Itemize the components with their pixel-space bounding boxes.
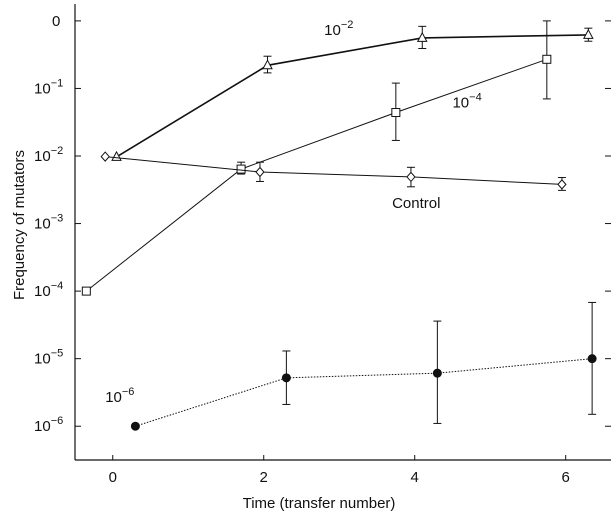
- series-label-0: 10−2: [324, 19, 353, 39]
- series-line-0: [116, 34, 589, 158]
- y-tick-label-1: 10−1: [34, 77, 63, 97]
- series-label-3: 10−6: [105, 386, 134, 406]
- marker-2-2: [406, 171, 416, 183]
- ticks-layer: 0 2 4 6 0 10−1 10−2 10−3 10−4 10−5 10−6: [34, 13, 611, 486]
- marker-3-1: [281, 373, 291, 383]
- series-layer: [81, 20, 597, 431]
- y-tick-label-5: 10−5: [34, 348, 63, 368]
- marker-1-1: [236, 164, 246, 174]
- series-1: [81, 20, 552, 296]
- y-tick-label-6: 10−6: [34, 415, 63, 435]
- series-0: [111, 25, 594, 161]
- series-labels-layer: 10−2 10−4 Control 10−6: [105, 19, 482, 406]
- marker-2-0: [100, 151, 110, 162]
- series-line-3: [135, 358, 593, 427]
- y-tick-label-3: 10−3: [34, 213, 63, 233]
- marker-1-3: [542, 54, 552, 64]
- marker-0-1: [262, 59, 273, 70]
- x-tick-label-0: 0: [109, 469, 117, 486]
- marker-3-2: [432, 368, 442, 378]
- y-tick-label-4: 10−4: [34, 280, 63, 300]
- y-axis-title: Frequency of mutators: [11, 150, 28, 300]
- series-line-1: [86, 58, 547, 292]
- marker-1-2: [391, 108, 401, 118]
- series-label-2: Control: [392, 195, 440, 212]
- x-tick-label-2: 4: [411, 469, 419, 486]
- series-2: [100, 151, 567, 191]
- marker-0-0: [111, 150, 122, 161]
- marker-3-0: [130, 421, 140, 431]
- x-tick-label-1: 2: [260, 469, 268, 486]
- marker-1-0: [81, 286, 91, 296]
- marker-3-3: [587, 354, 597, 364]
- x-axis-title: Time (transfer number): [243, 495, 396, 512]
- series-3: [130, 301, 597, 431]
- marker-2-3: [557, 179, 567, 190]
- marker-0-3: [583, 28, 594, 39]
- series-line-2: [105, 156, 562, 185]
- y-tick-label-2: 10−2: [34, 145, 63, 165]
- axes-layer: [74, 4, 611, 461]
- series-label-1: 10−4: [452, 92, 481, 112]
- y-tick-label-0: 0: [52, 13, 60, 30]
- marker-2-1: [255, 166, 265, 178]
- x-tick-label-3: 6: [562, 469, 570, 486]
- marker-0-2: [416, 31, 428, 42]
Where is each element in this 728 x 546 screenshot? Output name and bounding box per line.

Prompt:
Recast every line of the rows above as a Markdown table with the columns Line and Text, numbering the lines in order and skipping blank ones. Leave the pictures out.

Worked answer:
| Line | Text |
|---|---|
| 1 | Itemize the components with their pixel-space bounding boxes. |
| 2 | - series-label-0: 10−2: [324, 19, 353, 39] |
| 3 | - series-line-0: [116, 34, 589, 158] |
| 4 | - y-tick-label-1: 10−1: [34, 77, 63, 97] |
| 5 | - series-label-3: 10−6: [105, 386, 134, 406] |
| 6 | - marker-2-2: [406, 171, 416, 183] |
| 7 | - ticks-layer: 0 2 4 6 0 10−1 10−2 10−3 10−4 10−5 10−6: [34, 13, 611, 486] |
| 8 | - marker-3-1: [281, 373, 291, 383] |
| 9 | - series-layer: [81, 20, 597, 431] |
| 10 | - y-tick-label-5: 10−5: [34, 348, 63, 368] |
| 11 | - marker-1-1: [236, 164, 246, 174] |
| 12 | - series-1: [81, 20, 552, 296] |
| 13 | - y-tick-label-6: 10−6: [34, 415, 63, 435] |
| 14 | - series-0: [111, 25, 594, 161] |
| 15 | - series-labels-layer: 10−2 10−4 Control 10−6: [105, 19, 482, 406] |
| 16 | - marker-2-0: [100, 151, 110, 162] |
| 17 | - series-line-3: [135, 358, 593, 427] |
| 18 | - y-tick-label-3: 10−3: [34, 213, 63, 233] |
| 19 | - marker-1-3: [542, 54, 552, 64] |
| 20 | - marker-0-1: [262, 59, 273, 70] |
| 21 | - x-tick-label-0: 0: [109, 469, 117, 486] |
| 22 | - marker-3-2: [432, 368, 442, 378] |
| 23 | - y-tick-label-4: 10−4: [34, 280, 63, 300] |
| 24 | - y-axis-title: Frequency of mutators: [11, 150, 28, 300] |
| 25 | - series-line-1: [86, 58, 547, 292] |
| 26 | - marker-1-2: [391, 108, 401, 118] |
| 27 | - series-label-2: Control: [392, 195, 440, 212] |
| 28 | - x-tick-label-2: 4: [411, 469, 419, 486] |
| 29 | - series-2: [100, 151, 567, 191] |
| 30 | - marker-0-0: [111, 150, 122, 161] |
| 31 | - marker-3-0: [130, 421, 140, 431] |
| 32 | - x-tick-label-1: 2: [260, 469, 268, 486] |
| 33 | - marker-1-0: [81, 286, 91, 296] |
| 34 | - marker-3-3: [587, 354, 597, 364] |
| 35 | - x-axis-title: Time (transfer number): [243, 495, 396, 512] |
| 36 | - series-3: [130, 301, 597, 431] |
| 37 | - marker-2-3: [557, 179, 567, 190] |
| 38 | - marker-0-3: [583, 28, 594, 39] |
| 39 | - series-line-2: [105, 156, 562, 185] |
| 40 | - y-tick-label-2: 10−2: [34, 145, 63, 165] |
| 41 | - axes-layer: [74, 4, 611, 461] |
| 42 | - series-label-1: 10−4: [452, 92, 481, 112] |
| 43 | - y-tick-label-0: 0: [52, 13, 60, 30] |
| 44 | - marker-2-1: [255, 166, 265, 178] |
| 45 | - x-tick-label-3: 6: [562, 469, 570, 486] |
| 46 | - marker-0-2: [416, 31, 428, 42] |
| 47 | Where is each element in this 728 x 546 screenshot? Output name and bounding box per line. |